WHAT IS NEEDED: Below are some entries. Copy each line that holds the string "Rimavské".

>> START ENTRIES SHOWN

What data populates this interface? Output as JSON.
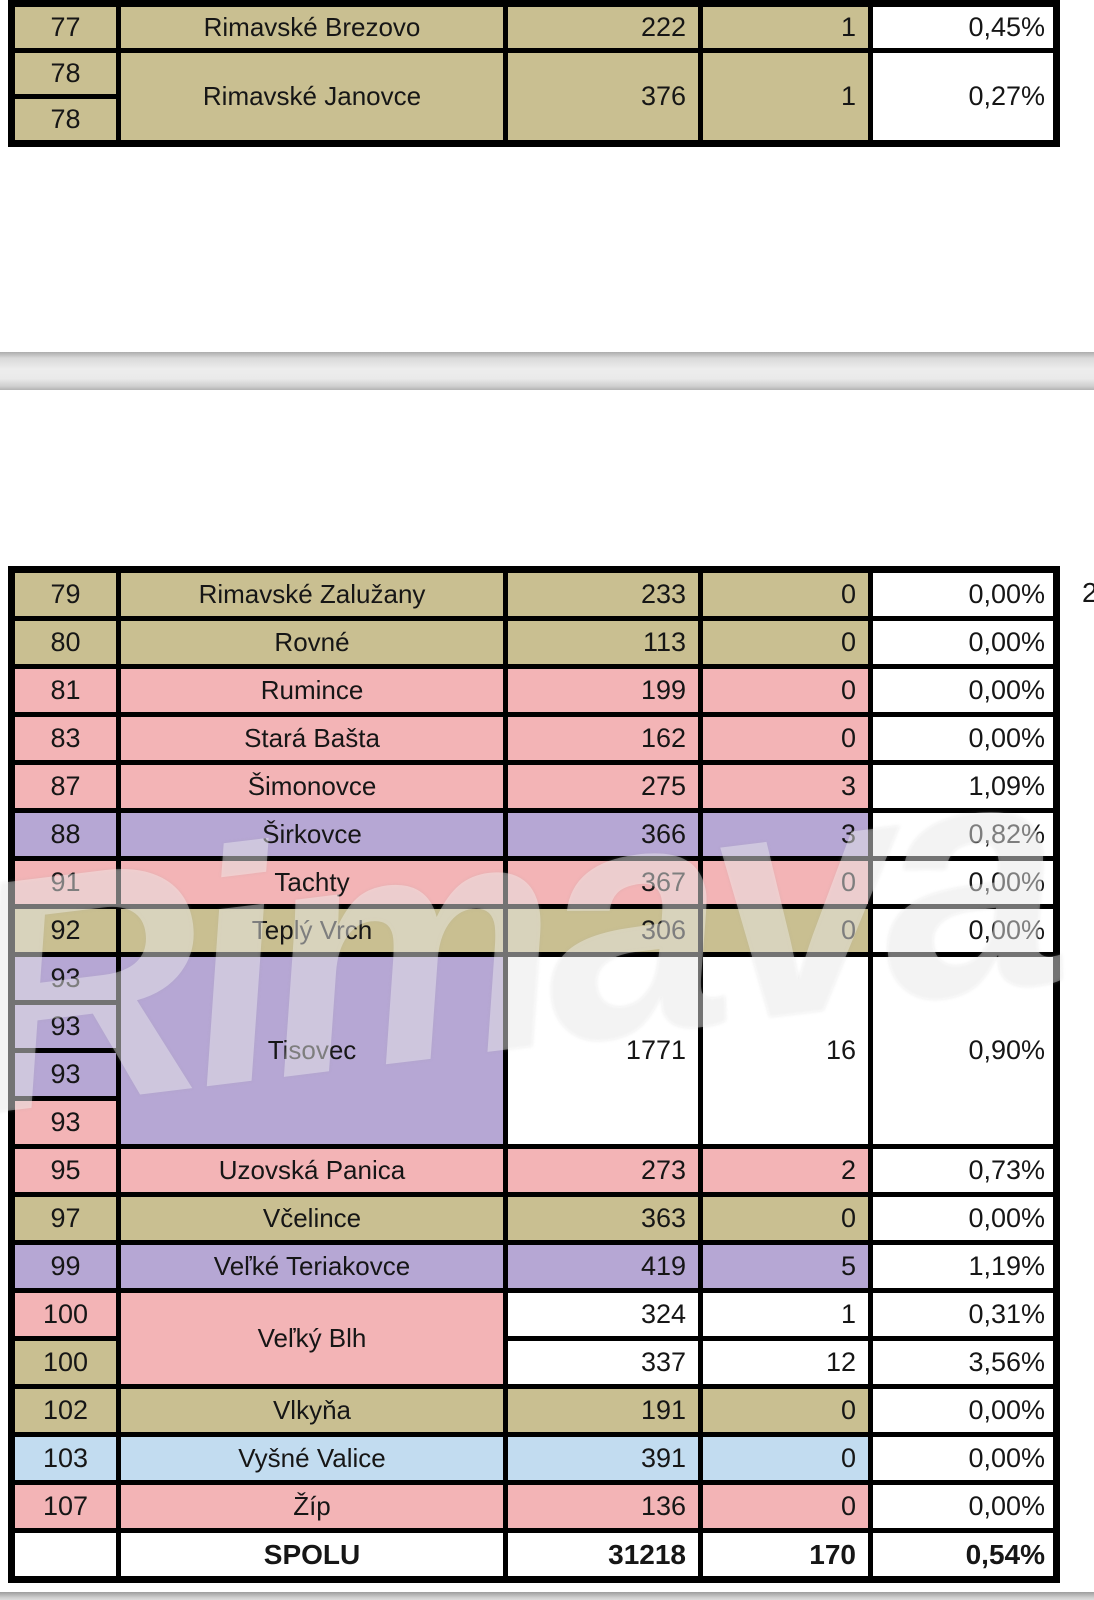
{
  "colors": {
    "tan": "#C9BF91",
    "pink": "#F3B4B6",
    "purple": "#B6A7D4",
    "blue": "#C2DCF0",
    "white": "#FFFFFF",
    "border": "#000000",
    "text": "#161616",
    "separator_gray": "#ECECEC"
  },
  "page": {
    "watermark_text": "Rimava",
    "edge_digit": "2"
  },
  "top_table": {
    "row_77": {
      "num": "77",
      "name": "Rimavské Brezovo",
      "v1": "222",
      "v2": "1",
      "pct": "0,45%",
      "color": "tan"
    },
    "row_78": {
      "num_a": "78",
      "num_b": "78",
      "name": "Rimavské Janovce",
      "v1": "376",
      "v2": "1",
      "pct": "0,27%",
      "color": "tan"
    }
  },
  "bottom_table": {
    "row_79": {
      "num": "79",
      "name": "Rimavské Zalužany",
      "v1": "233",
      "v2": "0",
      "pct": "0,00%",
      "color": "tan"
    },
    "row_80": {
      "num": "80",
      "name": "Rovné",
      "v1": "113",
      "v2": "0",
      "pct": "0,00%",
      "color": "tan"
    },
    "row_81": {
      "num": "81",
      "name": "Rumince",
      "v1": "199",
      "v2": "0",
      "pct": "0,00%",
      "color": "pink"
    },
    "row_83": {
      "num": "83",
      "name": "Stará Bašta",
      "v1": "162",
      "v2": "0",
      "pct": "0,00%",
      "color": "pink"
    },
    "row_87": {
      "num": "87",
      "name": "Šimonovce",
      "v1": "275",
      "v2": "3",
      "pct": "1,09%",
      "color": "pink"
    },
    "row_88": {
      "num": "88",
      "name": "Širkovce",
      "v1": "366",
      "v2": "3",
      "pct": "0,82%",
      "color": "purple"
    },
    "row_91": {
      "num": "91",
      "name": "Tachty",
      "v1": "367",
      "v2": "0",
      "pct": "0,00%",
      "color": "pink"
    },
    "row_92": {
      "num": "92",
      "name": "Teplý Vrch",
      "v1": "306",
      "v2": "0",
      "pct": "0,00%",
      "color": "tan"
    },
    "tisovec": {
      "nums": [
        "93",
        "93",
        "93",
        "93"
      ],
      "num_colors": [
        "purple",
        "purple",
        "purple",
        "pink"
      ],
      "name": "Tisovec",
      "name_color": "purple",
      "v1": "1771",
      "v2": "16",
      "pct": "0,90%"
    },
    "row_95": {
      "num": "95",
      "name": "Uzovská Panica",
      "v1": "273",
      "v2": "2",
      "pct": "0,73%",
      "color": "pink"
    },
    "row_97": {
      "num": "97",
      "name": "Včelince",
      "v1": "363",
      "v2": "0",
      "pct": "0,00%",
      "color": "tan"
    },
    "row_99": {
      "num": "99",
      "name": "Veľké Teriakovce",
      "v1": "419",
      "v2": "5",
      "pct": "1,19%",
      "color": "purple"
    },
    "velky_blh": {
      "nums": [
        "100",
        "100"
      ],
      "num_colors": [
        "pink",
        "tan"
      ],
      "name": "Veľký Blh",
      "name_color": "pink",
      "sub": [
        {
          "v1": "324",
          "v2": "1",
          "pct": "0,31%"
        },
        {
          "v1": "337",
          "v2": "12",
          "pct": "3,56%"
        }
      ]
    },
    "row_102": {
      "num": "102",
      "name": "Vlkyňa",
      "v1": "191",
      "v2": "0",
      "pct": "0,00%",
      "color": "tan"
    },
    "row_103": {
      "num": "103",
      "name": "Vyšné Valice",
      "v1": "391",
      "v2": "0",
      "pct": "0,00%",
      "color": "blue"
    },
    "row_107": {
      "num": "107",
      "name": "Žíp",
      "v1": "136",
      "v2": "0",
      "pct": "0,00%",
      "color": "pink"
    },
    "total": {
      "num": "",
      "name": "SPOLU",
      "v1": "31218",
      "v2": "170",
      "pct": "0,54%"
    }
  }
}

>> END ENTRIES SHOWN

RESPONSE TO THE TASK:
      "name": "Rimavské Brezovo",
      "name": "Rimavské Janovce",
      "name": "Rimavské Zalužany",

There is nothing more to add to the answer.